begin

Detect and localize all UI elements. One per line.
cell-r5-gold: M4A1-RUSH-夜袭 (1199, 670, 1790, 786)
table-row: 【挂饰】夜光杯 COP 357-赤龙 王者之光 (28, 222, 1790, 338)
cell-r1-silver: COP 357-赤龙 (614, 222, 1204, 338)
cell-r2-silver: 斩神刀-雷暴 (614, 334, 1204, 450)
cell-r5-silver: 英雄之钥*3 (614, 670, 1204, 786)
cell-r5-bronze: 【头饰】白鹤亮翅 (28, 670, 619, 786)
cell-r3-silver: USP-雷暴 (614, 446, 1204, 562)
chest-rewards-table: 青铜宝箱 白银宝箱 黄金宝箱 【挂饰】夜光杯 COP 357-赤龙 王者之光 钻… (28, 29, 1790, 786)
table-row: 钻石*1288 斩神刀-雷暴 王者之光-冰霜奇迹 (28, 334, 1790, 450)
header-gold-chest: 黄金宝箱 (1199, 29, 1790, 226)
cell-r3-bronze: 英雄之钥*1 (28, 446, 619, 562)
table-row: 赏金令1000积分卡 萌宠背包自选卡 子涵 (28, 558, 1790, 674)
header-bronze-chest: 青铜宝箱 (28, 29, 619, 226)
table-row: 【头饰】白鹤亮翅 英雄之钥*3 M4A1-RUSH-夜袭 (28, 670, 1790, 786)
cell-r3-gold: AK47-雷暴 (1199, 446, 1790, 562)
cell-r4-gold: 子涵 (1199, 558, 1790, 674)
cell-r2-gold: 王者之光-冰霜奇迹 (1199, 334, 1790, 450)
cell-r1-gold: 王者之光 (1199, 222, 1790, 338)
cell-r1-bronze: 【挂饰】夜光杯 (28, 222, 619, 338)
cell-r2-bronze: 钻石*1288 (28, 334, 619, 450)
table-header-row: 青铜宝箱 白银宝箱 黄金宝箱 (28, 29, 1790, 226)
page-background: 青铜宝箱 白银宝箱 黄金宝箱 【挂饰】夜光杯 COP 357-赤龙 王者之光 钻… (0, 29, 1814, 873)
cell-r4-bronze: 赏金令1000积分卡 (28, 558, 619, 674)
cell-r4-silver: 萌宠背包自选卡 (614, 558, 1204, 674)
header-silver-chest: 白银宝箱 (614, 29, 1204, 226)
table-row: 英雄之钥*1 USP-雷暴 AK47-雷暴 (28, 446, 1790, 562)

end

Aim of the task. Write out every line of the data above word for word.

Correct answer.
Detect and localize all UI elements. One per line.
cell-r5-gold: M4A1-RUSH-夜袭 (1199, 670, 1790, 786)
table-row: 【挂饰】夜光杯 COP 357-赤龙 王者之光 (28, 222, 1790, 338)
cell-r1-silver: COP 357-赤龙 (614, 222, 1204, 338)
cell-r2-silver: 斩神刀-雷暴 (614, 334, 1204, 450)
cell-r5-silver: 英雄之钥*3 (614, 670, 1204, 786)
cell-r5-bronze: 【头饰】白鹤亮翅 (28, 670, 619, 786)
cell-r3-silver: USP-雷暴 (614, 446, 1204, 562)
chest-rewards-table: 青铜宝箱 白银宝箱 黄金宝箱 【挂饰】夜光杯 COP 357-赤龙 王者之光 钻… (28, 29, 1790, 786)
table-row: 钻石*1288 斩神刀-雷暴 王者之光-冰霜奇迹 (28, 334, 1790, 450)
header-gold-chest: 黄金宝箱 (1199, 29, 1790, 226)
cell-r3-bronze: 英雄之钥*1 (28, 446, 619, 562)
table-row: 赏金令1000积分卡 萌宠背包自选卡 子涵 (28, 558, 1790, 674)
header-bronze-chest: 青铜宝箱 (28, 29, 619, 226)
table-row: 【头饰】白鹤亮翅 英雄之钥*3 M4A1-RUSH-夜袭 (28, 670, 1790, 786)
cell-r3-gold: AK47-雷暴 (1199, 446, 1790, 562)
cell-r4-gold: 子涵 (1199, 558, 1790, 674)
cell-r2-gold: 王者之光-冰霜奇迹 (1199, 334, 1790, 450)
cell-r1-gold: 王者之光 (1199, 222, 1790, 338)
cell-r1-bronze: 【挂饰】夜光杯 (28, 222, 619, 338)
cell-r2-bronze: 钻石*1288 (28, 334, 619, 450)
table-header-row: 青铜宝箱 白银宝箱 黄金宝箱 (28, 29, 1790, 226)
page-background: 青铜宝箱 白银宝箱 黄金宝箱 【挂饰】夜光杯 COP 357-赤龙 王者之光 钻… (0, 29, 1814, 873)
cell-r4-bronze: 赏金令1000积分卡 (28, 558, 619, 674)
cell-r4-silver: 萌宠背包自选卡 (614, 558, 1204, 674)
header-silver-chest: 白银宝箱 (614, 29, 1204, 226)
table-row: 英雄之钥*1 USP-雷暴 AK47-雷暴 (28, 446, 1790, 562)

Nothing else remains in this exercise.